*** RECORDS FOR THE EXERCISE

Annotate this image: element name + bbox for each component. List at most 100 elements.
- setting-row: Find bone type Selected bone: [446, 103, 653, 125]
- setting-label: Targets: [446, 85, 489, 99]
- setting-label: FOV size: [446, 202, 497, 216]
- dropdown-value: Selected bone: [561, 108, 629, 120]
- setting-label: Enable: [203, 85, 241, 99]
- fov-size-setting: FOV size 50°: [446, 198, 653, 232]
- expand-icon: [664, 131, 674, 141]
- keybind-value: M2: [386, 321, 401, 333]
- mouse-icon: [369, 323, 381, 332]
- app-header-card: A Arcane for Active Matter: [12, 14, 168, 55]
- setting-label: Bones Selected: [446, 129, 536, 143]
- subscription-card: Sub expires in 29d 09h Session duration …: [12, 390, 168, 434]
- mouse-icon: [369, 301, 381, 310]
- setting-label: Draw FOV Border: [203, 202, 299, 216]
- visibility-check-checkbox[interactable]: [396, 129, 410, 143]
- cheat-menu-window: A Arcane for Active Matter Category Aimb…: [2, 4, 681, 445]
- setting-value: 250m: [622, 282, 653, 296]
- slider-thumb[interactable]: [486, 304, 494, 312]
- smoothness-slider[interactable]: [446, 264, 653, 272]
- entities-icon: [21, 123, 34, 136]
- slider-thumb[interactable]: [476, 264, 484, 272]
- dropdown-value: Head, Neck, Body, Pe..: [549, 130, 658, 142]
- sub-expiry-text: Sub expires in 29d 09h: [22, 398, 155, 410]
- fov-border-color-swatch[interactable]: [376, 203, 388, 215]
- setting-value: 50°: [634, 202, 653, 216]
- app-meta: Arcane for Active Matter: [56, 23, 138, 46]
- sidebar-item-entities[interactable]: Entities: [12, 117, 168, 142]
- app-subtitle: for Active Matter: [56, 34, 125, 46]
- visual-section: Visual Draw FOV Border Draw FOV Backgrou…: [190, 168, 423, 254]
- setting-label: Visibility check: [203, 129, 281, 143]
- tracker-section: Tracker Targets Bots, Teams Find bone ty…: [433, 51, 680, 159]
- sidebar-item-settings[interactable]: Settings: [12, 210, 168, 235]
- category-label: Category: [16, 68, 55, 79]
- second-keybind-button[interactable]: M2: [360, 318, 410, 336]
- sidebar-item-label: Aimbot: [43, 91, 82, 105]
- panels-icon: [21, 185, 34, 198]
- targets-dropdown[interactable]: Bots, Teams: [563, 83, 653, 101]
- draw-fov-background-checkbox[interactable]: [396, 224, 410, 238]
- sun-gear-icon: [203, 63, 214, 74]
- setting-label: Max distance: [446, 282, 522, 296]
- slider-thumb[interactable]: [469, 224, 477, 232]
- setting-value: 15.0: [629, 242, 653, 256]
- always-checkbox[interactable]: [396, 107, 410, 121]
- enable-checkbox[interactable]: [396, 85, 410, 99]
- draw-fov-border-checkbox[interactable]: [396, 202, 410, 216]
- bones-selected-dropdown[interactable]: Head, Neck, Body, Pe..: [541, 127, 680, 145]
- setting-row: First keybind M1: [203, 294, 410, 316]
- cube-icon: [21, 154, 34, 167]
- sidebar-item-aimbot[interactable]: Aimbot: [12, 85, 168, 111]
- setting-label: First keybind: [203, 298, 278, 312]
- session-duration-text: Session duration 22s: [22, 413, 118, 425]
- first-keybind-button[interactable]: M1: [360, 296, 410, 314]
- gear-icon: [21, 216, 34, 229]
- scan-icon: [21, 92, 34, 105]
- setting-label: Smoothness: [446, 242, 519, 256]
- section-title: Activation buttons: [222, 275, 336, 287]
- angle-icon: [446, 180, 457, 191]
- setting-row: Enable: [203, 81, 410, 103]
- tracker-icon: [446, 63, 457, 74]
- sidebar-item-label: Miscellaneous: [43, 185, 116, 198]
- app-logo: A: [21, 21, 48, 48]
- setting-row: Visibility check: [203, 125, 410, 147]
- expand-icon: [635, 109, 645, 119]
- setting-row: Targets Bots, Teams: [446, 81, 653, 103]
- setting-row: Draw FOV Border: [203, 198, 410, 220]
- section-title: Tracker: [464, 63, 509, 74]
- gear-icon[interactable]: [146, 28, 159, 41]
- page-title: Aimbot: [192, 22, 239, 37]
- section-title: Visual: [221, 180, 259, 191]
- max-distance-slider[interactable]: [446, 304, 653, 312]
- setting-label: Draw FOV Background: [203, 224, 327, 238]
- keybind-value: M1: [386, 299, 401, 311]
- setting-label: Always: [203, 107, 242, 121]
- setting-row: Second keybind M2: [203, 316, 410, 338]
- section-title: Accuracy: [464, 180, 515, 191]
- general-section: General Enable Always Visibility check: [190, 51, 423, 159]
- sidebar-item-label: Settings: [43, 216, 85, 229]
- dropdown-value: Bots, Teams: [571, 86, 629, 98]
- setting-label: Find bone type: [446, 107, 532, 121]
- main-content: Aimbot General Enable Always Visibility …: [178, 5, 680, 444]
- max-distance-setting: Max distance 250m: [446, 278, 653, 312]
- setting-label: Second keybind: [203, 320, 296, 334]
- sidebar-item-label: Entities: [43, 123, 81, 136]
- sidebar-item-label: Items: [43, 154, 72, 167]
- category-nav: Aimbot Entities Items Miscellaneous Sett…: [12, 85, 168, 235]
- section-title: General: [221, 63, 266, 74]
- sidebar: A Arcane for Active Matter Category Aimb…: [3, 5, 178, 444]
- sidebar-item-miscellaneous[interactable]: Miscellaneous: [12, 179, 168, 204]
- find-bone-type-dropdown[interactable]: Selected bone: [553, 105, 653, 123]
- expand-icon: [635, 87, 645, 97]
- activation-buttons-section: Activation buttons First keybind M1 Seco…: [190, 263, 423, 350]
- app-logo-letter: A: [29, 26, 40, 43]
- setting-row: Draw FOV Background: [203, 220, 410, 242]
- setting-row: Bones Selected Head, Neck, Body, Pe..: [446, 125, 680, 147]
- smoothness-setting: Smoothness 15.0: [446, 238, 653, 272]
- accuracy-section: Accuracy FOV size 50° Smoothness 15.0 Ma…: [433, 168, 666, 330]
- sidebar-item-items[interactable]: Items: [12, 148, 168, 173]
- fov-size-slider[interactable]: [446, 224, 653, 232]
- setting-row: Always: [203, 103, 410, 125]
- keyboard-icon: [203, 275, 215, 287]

******

> **WHAT THIS TASK INVOLVES**: Please reproduce all of the material above line for line, with no changes.

> **WRITTEN RESPONSE**:
Annotate this image: element name + bbox for each component. List at most 100 elements.
- setting-row: Find bone type Selected bone: [446, 103, 653, 125]
- setting-label: Targets: [446, 85, 489, 99]
- setting-label: FOV size: [446, 202, 497, 216]
- dropdown-value: Selected bone: [561, 108, 629, 120]
- setting-label: Enable: [203, 85, 241, 99]
- fov-size-setting: FOV size 50°: [446, 198, 653, 232]
- expand-icon: [664, 131, 674, 141]
- keybind-value: M2: [386, 321, 401, 333]
- mouse-icon: [369, 323, 381, 332]
- app-header-card: A Arcane for Active Matter: [12, 14, 168, 55]
- setting-label: Bones Selected: [446, 129, 536, 143]
- subscription-card: Sub expires in 29d 09h Session duration …: [12, 390, 168, 434]
- mouse-icon: [369, 301, 381, 310]
- setting-label: Draw FOV Border: [203, 202, 299, 216]
- visibility-check-checkbox[interactable]: [396, 129, 410, 143]
- cheat-menu-window: A Arcane for Active Matter Category Aimb…: [2, 4, 681, 445]
- setting-value: 250m: [622, 282, 653, 296]
- slider-thumb[interactable]: [486, 304, 494, 312]
- smoothness-slider[interactable]: [446, 264, 653, 272]
- entities-icon: [21, 123, 34, 136]
- slider-thumb[interactable]: [476, 264, 484, 272]
- dropdown-value: Head, Neck, Body, Pe..: [549, 130, 658, 142]
- sub-expiry-text: Sub expires in 29d 09h: [22, 398, 155, 410]
- fov-border-color-swatch[interactable]: [376, 203, 388, 215]
- setting-value: 50°: [634, 202, 653, 216]
- app-meta: Arcane for Active Matter: [56, 23, 138, 46]
- sidebar-item-entities[interactable]: Entities: [12, 117, 168, 142]
- app-subtitle: for Active Matter: [56, 34, 125, 46]
- visual-section: Visual Draw FOV Border Draw FOV Backgrou…: [190, 168, 423, 254]
- setting-label: Visibility check: [203, 129, 281, 143]
- tracker-section: Tracker Targets Bots, Teams Find bone ty…: [433, 51, 680, 159]
- sidebar-item-settings[interactable]: Settings: [12, 210, 168, 235]
- category-label: Category: [16, 68, 55, 79]
- second-keybind-button[interactable]: M2: [360, 318, 410, 336]
- sidebar-item-label: Aimbot: [43, 91, 82, 105]
- panels-icon: [21, 185, 34, 198]
- targets-dropdown[interactable]: Bots, Teams: [563, 83, 653, 101]
- draw-fov-background-checkbox[interactable]: [396, 224, 410, 238]
- sun-gear-icon: [203, 63, 214, 74]
- setting-label: Max distance: [446, 282, 522, 296]
- slider-thumb[interactable]: [469, 224, 477, 232]
- setting-value: 15.0: [629, 242, 653, 256]
- always-checkbox[interactable]: [396, 107, 410, 121]
- enable-checkbox[interactable]: [396, 85, 410, 99]
- draw-fov-border-checkbox[interactable]: [396, 202, 410, 216]
- bones-selected-dropdown[interactable]: Head, Neck, Body, Pe..: [541, 127, 680, 145]
- setting-row: First keybind M1: [203, 294, 410, 316]
- cube-icon: [21, 154, 34, 167]
- sidebar-item-aimbot[interactable]: Aimbot: [12, 85, 168, 111]
- setting-label: First keybind: [203, 298, 278, 312]
- session-duration-text: Session duration 22s: [22, 413, 118, 425]
- first-keybind-button[interactable]: M1: [360, 296, 410, 314]
- gear-icon: [21, 216, 34, 229]
- scan-icon: [21, 92, 34, 105]
- setting-label: Smoothness: [446, 242, 519, 256]
- section-title: Activation buttons: [222, 275, 336, 287]
- angle-icon: [446, 180, 457, 191]
- setting-row: Enable: [203, 81, 410, 103]
- tracker-icon: [446, 63, 457, 74]
- sidebar-item-label: Miscellaneous: [43, 185, 116, 198]
- app-logo: A: [21, 21, 48, 48]
- setting-row: Visibility check: [203, 125, 410, 147]
- expand-icon: [635, 109, 645, 119]
- setting-row: Targets Bots, Teams: [446, 81, 653, 103]
- setting-row: Draw FOV Border: [203, 198, 410, 220]
- section-title: Tracker: [464, 63, 509, 74]
- gear-icon[interactable]: [146, 28, 159, 41]
- page-title: Aimbot: [192, 22, 239, 37]
- section-title: Visual: [221, 180, 259, 191]
- max-distance-slider[interactable]: [446, 304, 653, 312]
- setting-label: Draw FOV Background: [203, 224, 327, 238]
- keybind-value: M1: [386, 299, 401, 311]
- setting-label: Always: [203, 107, 242, 121]
- setting-row: Second keybind M2: [203, 316, 410, 338]
- section-title: Accuracy: [464, 180, 515, 191]
- general-section: General Enable Always Visibility check: [190, 51, 423, 159]
- sidebar-item-label: Settings: [43, 216, 85, 229]
- dropdown-value: Bots, Teams: [571, 86, 629, 98]
- setting-label: Find bone type: [446, 107, 532, 121]
- main-content: Aimbot General Enable Always Visibility …: [178, 5, 680, 444]
- max-distance-setting: Max distance 250m: [446, 278, 653, 312]
- setting-label: Second keybind: [203, 320, 296, 334]
- sidebar-item-label: Entities: [43, 123, 81, 136]
- sidebar-item-label: Items: [43, 154, 72, 167]
- category-nav: Aimbot Entities Items Miscellaneous Sett…: [12, 85, 168, 235]
- section-title: General: [221, 63, 266, 74]
- sidebar: A Arcane for Active Matter Category Aimb…: [3, 5, 178, 444]
- sidebar-item-miscellaneous[interactable]: Miscellaneous: [12, 179, 168, 204]
- find-bone-type-dropdown[interactable]: Selected bone: [553, 105, 653, 123]
- expand-icon: [635, 87, 645, 97]
- activation-buttons-section: Activation buttons First keybind M1 Seco…: [190, 263, 423, 350]
- app-logo-letter: A: [29, 26, 40, 43]
- setting-row: Draw FOV Background: [203, 220, 410, 242]
- setting-row: Bones Selected Head, Neck, Body, Pe..: [446, 125, 680, 147]
- smoothness-setting: Smoothness 15.0: [446, 238, 653, 272]
- accuracy-section: Accuracy FOV size 50° Smoothness 15.0 Ma…: [433, 168, 666, 330]
- sidebar-item-items[interactable]: Items: [12, 148, 168, 173]
- fov-size-slider[interactable]: [446, 224, 653, 232]
- setting-row: Always: [203, 103, 410, 125]
- keyboard-icon: [203, 275, 215, 287]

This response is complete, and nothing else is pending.